Return the number of lines holding "preferences", with nothing added.

━━━━━━━━━━━━━━━━━━━━━━━━━━━━━━

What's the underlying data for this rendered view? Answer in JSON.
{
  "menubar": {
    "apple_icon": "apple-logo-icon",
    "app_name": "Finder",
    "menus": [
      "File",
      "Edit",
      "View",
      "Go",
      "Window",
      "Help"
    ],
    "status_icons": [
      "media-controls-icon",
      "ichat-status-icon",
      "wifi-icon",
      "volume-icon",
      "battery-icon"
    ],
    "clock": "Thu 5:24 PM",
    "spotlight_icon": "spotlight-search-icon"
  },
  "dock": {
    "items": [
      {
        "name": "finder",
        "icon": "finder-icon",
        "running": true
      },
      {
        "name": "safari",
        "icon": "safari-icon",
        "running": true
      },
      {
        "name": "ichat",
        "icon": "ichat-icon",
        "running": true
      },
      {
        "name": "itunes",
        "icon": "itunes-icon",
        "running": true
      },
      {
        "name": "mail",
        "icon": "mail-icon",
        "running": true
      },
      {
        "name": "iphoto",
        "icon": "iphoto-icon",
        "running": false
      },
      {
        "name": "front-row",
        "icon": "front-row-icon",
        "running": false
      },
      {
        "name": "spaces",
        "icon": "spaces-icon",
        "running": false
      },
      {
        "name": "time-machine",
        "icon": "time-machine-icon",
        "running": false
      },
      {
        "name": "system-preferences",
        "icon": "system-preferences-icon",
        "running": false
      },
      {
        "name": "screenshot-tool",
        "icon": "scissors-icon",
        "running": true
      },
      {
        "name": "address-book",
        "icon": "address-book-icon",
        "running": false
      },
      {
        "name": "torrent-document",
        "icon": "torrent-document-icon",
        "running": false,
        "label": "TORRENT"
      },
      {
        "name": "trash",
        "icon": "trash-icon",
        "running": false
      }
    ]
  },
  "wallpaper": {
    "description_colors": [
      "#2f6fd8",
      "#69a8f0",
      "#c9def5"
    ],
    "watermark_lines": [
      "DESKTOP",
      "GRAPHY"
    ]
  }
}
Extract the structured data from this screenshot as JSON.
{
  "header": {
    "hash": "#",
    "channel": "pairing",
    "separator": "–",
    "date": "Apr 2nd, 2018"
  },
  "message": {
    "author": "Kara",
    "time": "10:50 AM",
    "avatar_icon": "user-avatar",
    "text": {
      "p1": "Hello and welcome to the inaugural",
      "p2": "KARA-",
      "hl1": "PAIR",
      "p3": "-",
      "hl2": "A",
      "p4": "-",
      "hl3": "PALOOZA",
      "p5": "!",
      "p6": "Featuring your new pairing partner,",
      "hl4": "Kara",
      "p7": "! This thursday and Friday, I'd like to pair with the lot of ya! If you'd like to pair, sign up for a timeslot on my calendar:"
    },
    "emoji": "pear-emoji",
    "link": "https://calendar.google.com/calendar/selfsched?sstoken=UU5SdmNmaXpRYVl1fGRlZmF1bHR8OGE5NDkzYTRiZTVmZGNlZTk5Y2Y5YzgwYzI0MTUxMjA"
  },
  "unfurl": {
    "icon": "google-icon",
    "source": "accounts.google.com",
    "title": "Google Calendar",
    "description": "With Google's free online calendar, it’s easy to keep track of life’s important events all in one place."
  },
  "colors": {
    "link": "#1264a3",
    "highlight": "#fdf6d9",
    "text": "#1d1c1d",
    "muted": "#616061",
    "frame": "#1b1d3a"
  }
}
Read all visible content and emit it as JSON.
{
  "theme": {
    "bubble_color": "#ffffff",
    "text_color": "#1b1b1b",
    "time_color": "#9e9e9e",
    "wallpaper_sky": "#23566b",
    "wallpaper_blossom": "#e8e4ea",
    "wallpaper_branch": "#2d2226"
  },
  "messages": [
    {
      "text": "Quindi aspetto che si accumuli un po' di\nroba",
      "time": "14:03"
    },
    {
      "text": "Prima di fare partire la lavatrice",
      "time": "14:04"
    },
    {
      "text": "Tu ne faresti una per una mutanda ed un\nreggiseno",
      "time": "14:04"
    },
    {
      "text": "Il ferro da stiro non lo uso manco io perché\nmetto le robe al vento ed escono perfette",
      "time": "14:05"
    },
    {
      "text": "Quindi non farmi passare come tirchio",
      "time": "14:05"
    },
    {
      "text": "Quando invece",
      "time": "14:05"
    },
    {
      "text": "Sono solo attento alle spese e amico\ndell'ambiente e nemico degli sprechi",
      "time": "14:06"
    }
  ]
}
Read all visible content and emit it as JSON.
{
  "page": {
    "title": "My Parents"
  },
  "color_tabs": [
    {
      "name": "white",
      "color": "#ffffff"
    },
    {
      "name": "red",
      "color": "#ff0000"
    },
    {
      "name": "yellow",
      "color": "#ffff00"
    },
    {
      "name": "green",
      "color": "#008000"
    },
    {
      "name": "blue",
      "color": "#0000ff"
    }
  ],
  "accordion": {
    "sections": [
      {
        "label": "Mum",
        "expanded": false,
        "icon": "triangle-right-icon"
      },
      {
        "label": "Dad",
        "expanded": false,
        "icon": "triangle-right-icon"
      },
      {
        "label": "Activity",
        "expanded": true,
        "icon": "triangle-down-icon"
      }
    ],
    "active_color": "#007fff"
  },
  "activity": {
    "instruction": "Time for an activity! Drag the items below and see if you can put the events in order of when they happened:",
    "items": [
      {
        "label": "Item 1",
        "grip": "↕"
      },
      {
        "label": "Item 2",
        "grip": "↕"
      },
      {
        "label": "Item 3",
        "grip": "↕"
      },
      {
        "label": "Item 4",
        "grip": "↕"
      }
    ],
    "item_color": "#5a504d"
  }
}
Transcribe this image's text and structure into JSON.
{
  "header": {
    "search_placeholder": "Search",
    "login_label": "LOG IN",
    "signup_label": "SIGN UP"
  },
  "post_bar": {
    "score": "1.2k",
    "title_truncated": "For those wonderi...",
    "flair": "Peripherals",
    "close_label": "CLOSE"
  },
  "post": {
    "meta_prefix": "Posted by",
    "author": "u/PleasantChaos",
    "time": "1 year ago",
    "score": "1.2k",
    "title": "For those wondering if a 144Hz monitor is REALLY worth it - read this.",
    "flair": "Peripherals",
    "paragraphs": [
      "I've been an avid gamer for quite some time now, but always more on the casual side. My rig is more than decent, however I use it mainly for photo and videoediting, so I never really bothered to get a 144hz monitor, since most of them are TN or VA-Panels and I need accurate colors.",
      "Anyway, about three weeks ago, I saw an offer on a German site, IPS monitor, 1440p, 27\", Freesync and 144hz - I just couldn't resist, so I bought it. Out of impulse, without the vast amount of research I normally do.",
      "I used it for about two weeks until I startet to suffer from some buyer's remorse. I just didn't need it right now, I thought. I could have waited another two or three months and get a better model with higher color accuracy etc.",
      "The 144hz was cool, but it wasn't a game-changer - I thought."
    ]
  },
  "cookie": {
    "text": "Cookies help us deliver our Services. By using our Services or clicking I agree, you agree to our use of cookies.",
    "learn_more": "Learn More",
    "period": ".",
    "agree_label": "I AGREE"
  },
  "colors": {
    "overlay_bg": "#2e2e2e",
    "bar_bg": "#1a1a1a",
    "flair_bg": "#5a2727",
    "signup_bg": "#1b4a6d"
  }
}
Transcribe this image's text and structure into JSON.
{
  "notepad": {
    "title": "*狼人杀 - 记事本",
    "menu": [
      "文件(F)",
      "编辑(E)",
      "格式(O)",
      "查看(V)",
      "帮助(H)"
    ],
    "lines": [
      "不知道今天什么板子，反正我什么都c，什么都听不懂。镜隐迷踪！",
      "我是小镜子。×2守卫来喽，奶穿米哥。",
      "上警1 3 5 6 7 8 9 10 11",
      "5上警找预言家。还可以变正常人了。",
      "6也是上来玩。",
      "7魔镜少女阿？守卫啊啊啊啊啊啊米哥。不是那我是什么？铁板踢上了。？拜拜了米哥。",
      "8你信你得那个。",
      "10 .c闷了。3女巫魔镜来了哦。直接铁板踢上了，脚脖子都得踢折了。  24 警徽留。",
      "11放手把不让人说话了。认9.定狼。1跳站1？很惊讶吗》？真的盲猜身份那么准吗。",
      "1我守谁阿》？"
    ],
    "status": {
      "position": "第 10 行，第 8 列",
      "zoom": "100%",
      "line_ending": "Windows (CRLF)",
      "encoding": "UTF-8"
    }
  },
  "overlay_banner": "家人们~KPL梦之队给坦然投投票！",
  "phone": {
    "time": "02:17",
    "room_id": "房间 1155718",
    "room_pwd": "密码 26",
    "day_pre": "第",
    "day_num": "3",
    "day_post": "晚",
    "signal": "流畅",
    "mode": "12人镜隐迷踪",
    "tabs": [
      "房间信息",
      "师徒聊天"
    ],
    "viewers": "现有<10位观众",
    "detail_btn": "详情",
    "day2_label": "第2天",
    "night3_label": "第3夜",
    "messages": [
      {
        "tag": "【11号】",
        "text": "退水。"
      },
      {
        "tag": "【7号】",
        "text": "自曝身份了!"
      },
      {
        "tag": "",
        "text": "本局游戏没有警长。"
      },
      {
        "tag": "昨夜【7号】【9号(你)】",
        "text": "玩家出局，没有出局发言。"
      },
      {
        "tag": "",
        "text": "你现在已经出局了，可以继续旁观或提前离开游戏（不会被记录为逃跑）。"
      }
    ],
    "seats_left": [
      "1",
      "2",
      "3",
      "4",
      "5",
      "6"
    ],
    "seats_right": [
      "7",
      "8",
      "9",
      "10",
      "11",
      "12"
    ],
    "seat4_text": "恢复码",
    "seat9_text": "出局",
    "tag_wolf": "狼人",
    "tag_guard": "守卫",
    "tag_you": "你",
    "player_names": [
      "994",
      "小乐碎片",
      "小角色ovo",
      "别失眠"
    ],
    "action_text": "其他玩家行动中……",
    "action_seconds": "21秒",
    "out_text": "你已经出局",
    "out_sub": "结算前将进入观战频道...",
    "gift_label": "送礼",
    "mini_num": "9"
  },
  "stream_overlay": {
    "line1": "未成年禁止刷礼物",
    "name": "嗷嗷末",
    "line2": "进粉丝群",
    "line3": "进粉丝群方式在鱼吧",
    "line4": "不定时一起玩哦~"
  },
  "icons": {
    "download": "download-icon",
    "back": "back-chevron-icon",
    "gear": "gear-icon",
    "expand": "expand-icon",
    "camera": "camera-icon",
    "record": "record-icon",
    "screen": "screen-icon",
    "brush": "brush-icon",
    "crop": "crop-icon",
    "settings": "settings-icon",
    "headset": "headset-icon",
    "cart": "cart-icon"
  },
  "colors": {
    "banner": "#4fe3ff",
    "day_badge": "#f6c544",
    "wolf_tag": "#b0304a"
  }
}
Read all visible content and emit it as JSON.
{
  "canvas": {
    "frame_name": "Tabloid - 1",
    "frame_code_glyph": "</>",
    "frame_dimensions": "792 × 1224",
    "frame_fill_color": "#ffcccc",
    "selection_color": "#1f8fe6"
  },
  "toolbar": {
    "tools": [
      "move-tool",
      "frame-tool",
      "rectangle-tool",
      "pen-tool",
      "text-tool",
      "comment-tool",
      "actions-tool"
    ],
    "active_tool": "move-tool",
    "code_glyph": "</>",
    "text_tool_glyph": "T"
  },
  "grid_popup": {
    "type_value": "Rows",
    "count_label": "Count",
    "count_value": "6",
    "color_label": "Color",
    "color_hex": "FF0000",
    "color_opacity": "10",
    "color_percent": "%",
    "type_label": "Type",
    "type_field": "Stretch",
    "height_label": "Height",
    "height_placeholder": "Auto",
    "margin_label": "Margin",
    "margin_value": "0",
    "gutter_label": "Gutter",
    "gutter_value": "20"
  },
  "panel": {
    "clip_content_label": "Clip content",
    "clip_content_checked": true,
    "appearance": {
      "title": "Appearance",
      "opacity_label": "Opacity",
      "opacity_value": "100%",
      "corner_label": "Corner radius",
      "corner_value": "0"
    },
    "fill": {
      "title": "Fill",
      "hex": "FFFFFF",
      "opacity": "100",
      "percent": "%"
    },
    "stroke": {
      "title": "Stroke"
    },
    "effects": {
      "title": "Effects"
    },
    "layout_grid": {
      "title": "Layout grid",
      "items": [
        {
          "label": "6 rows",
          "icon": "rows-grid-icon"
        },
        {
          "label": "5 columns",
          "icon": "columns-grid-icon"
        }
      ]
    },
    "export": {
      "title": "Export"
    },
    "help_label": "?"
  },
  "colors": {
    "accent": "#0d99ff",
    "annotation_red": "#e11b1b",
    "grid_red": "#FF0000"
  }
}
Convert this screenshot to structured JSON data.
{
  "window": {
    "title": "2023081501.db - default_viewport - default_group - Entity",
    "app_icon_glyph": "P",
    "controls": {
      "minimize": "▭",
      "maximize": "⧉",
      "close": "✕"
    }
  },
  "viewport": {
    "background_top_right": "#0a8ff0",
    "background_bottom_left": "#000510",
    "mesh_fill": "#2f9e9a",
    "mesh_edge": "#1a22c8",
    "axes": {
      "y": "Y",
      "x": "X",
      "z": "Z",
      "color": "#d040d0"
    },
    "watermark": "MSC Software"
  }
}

━━━━━━━━━━━━━━━━━━━━━━━━━━━━━━

▸ Output for this exercise:
2